(Stored items)
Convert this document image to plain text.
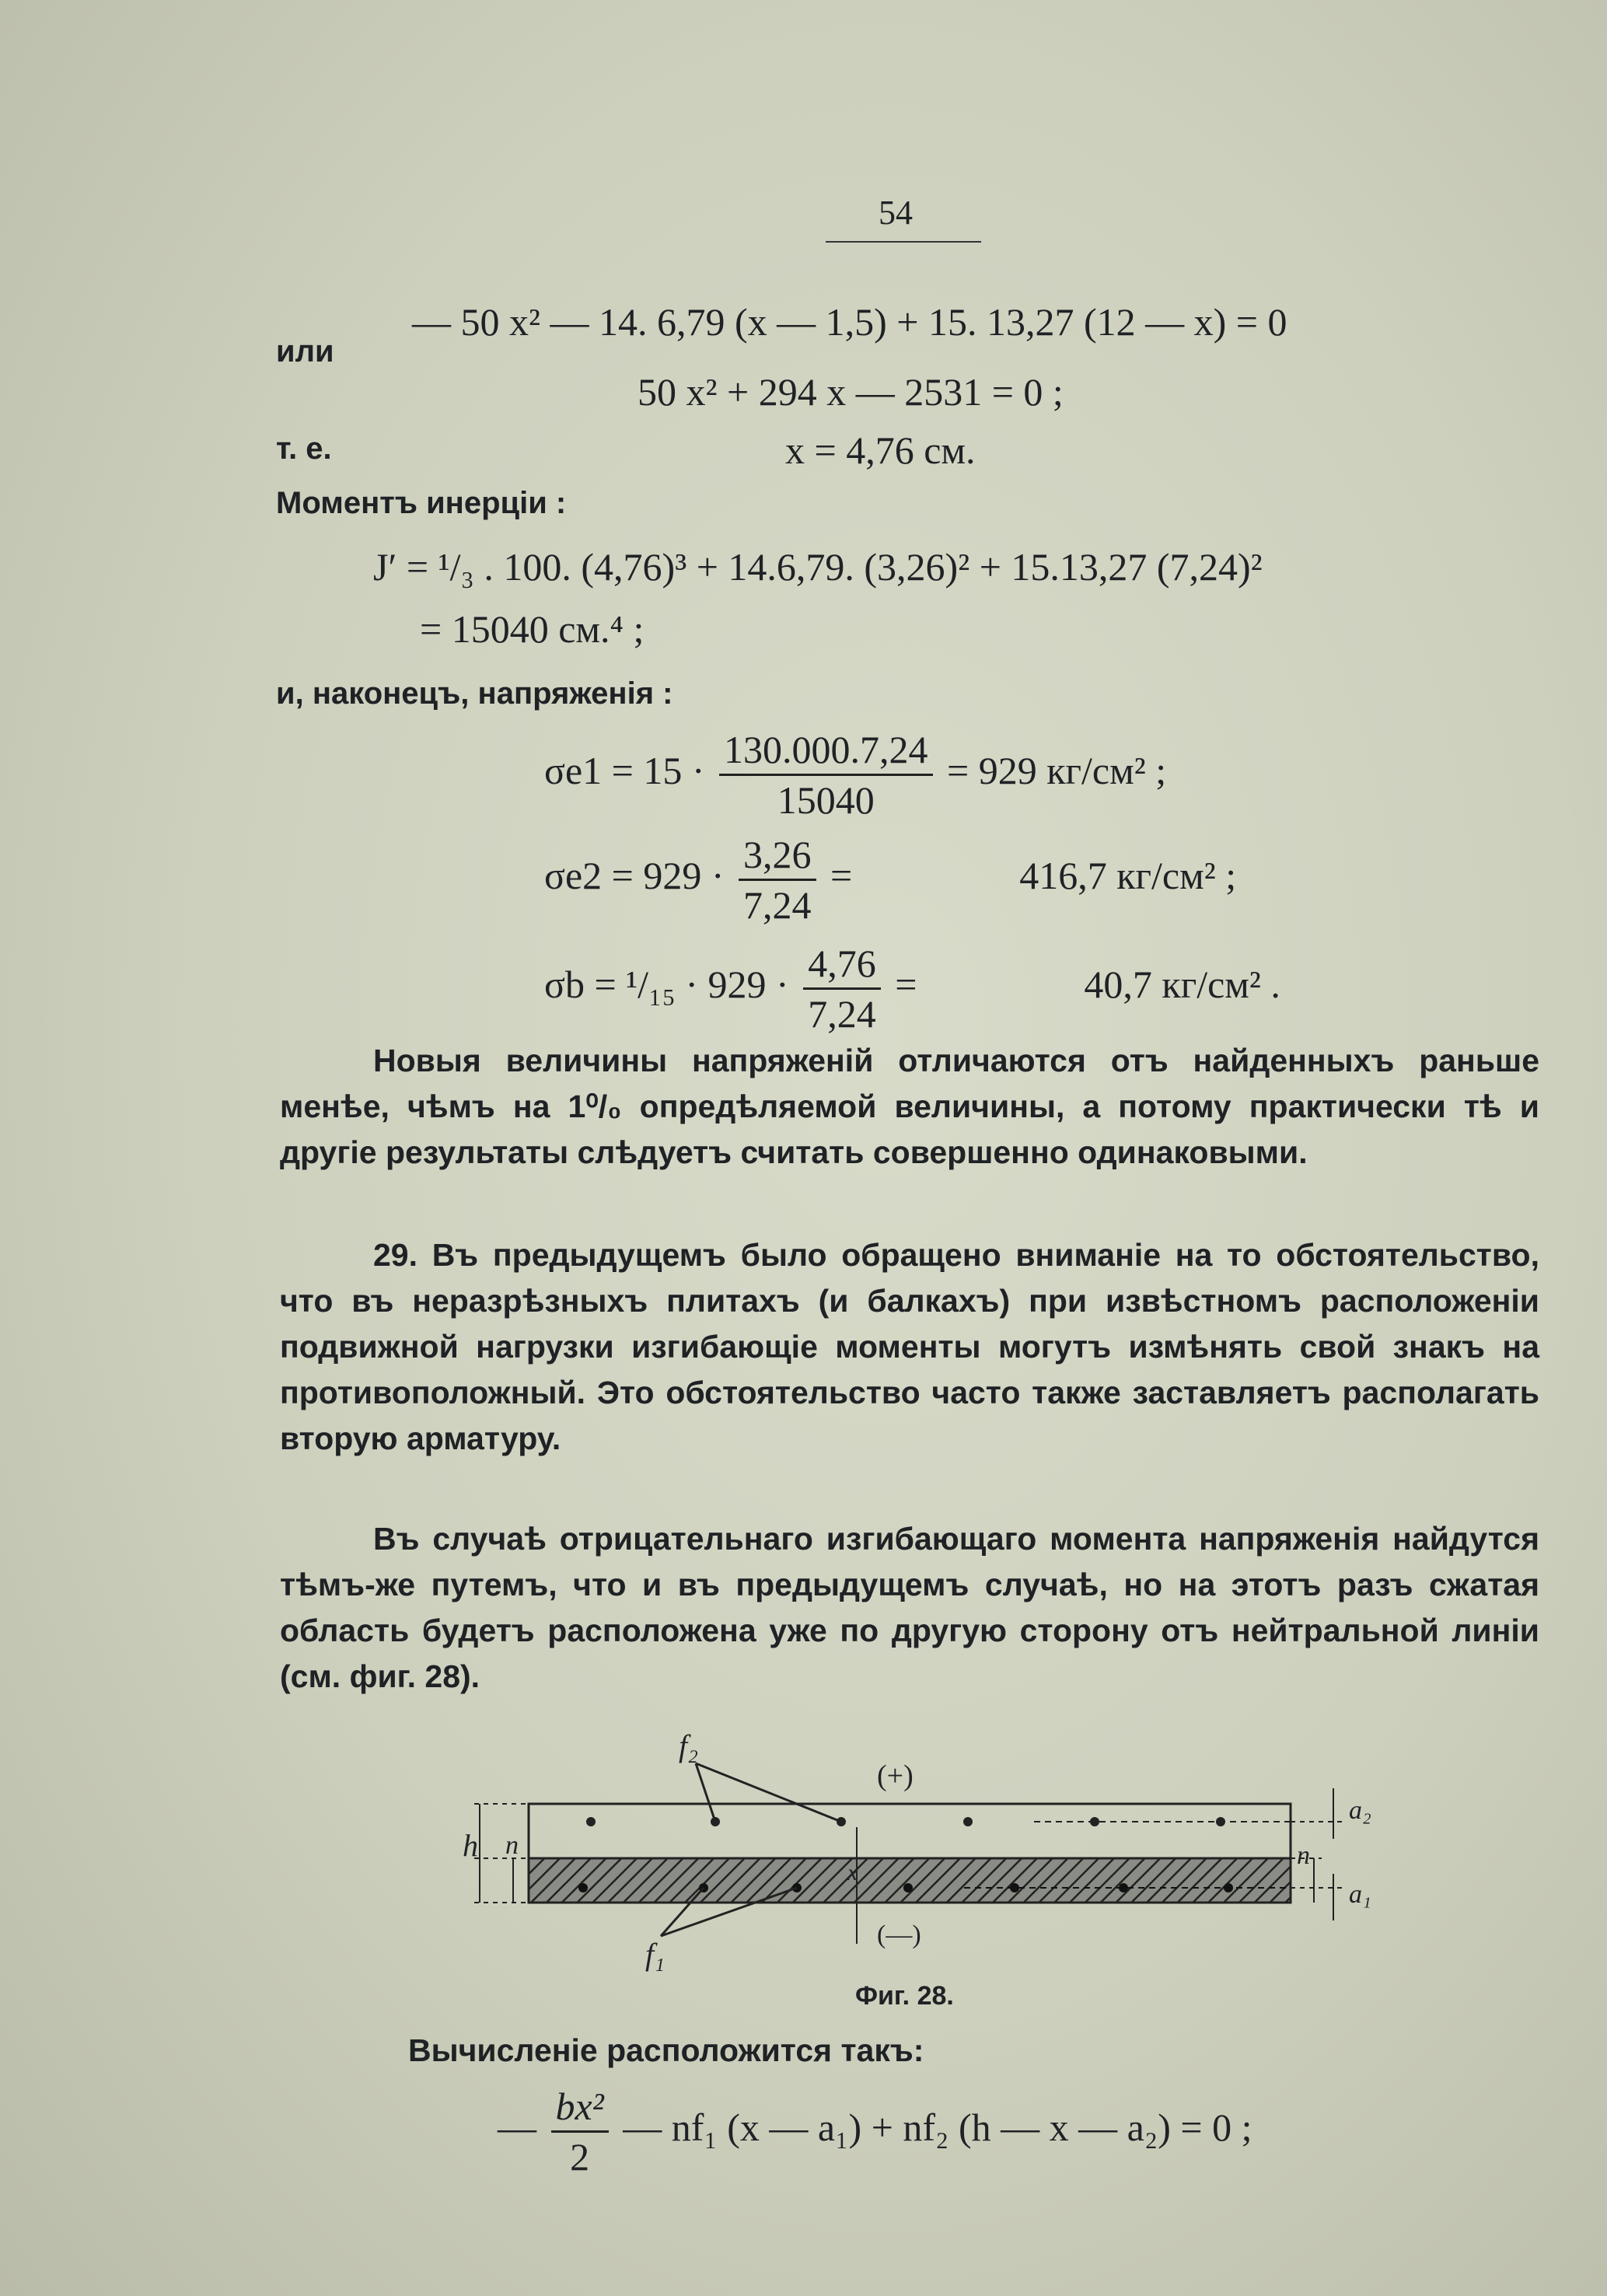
54
— 50 x² — 14. 6,79 (x — 1,5) + 15. 13,27 (12 — x) = 0
или
50 x² + 294 x — 2531 = 0 ;
т. е.	x = 4,76 см.
Моментъ инерціи :
J′ = ¹/₃ . 100. (4,76)³ + 14.6,79. (3,26)² + 15.13,27 (7,24)²
= 15040 см.⁴ ;
и, наконецъ, напряженія :
$\sigma e1 = 15 \cdot \frac{130.000.7,24}{15040} = 929$ кг/см² ;
$\sigma e2 = 929 \cdot \frac{3,26}{7,24}$ =	416,7 кг/см² ;
$\sigma b = ^1/_{15} \cdot 929 \cdot \frac{4,76}{7,24}$ =	40,7 кг/см² .
Новыя величины напряженій отличаются отъ найденныхъ раньше менѣе, чѣмъ на 1⁰/₀ опредѣляемой величины, а потому практически тѣ и другіе результаты слѣдуетъ считать совершенно одинаковыми.
29. Въ предыдущемъ было обращено вниманіе на то обстоятельство, что въ неразрѣзныхъ плитахъ (и балкахъ) при извѣстномъ расположеніи подвижной нагрузки изгибающіе моменты могутъ измѣнять свой знакъ на противоположный. Это обстоятельство часто также заставляетъ располагать вторую арматуру.
Въ случаѣ отрицательнаго изгибающаго момента напряженія найдутся тѣмъ-же путемъ, что и въ предыдущемъ случаѣ, но на этотъ разъ сжатая область будетъ расположена уже по другую сторону отъ нейтральной линіи (см. фиг. 28).
(+)
(—)
f₂
f₁
h n	n
x
a₂
a₁
Фиг. 28.
Вычисленіе расположится такъ:
— $\frac{\text{bx²}}{2}$ — nf₁ (x — a₁) + nf₂ (h — x — a₂) = 0 ;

**Task directions:** Which lines hold the word "frac"? Return all of them from the records above.

**Task answer:**
$\sigma e1 = 15 \cdot \frac{130.000.7,24}{15040} = 929$ кг/см² ;
$\sigma e2 = 929 \cdot \frac{3,26}{7,24}$ =	416,7 кг/см² ;
$\sigma b = ^1/_{15} \cdot 929 \cdot \frac{4,76}{7,24}$ =	40,7 кг/см² .
— $\frac{\text{bx²}}{2}$ — nf₁ (x — a₁) + nf₂ (h — x — a₂) = 0 ;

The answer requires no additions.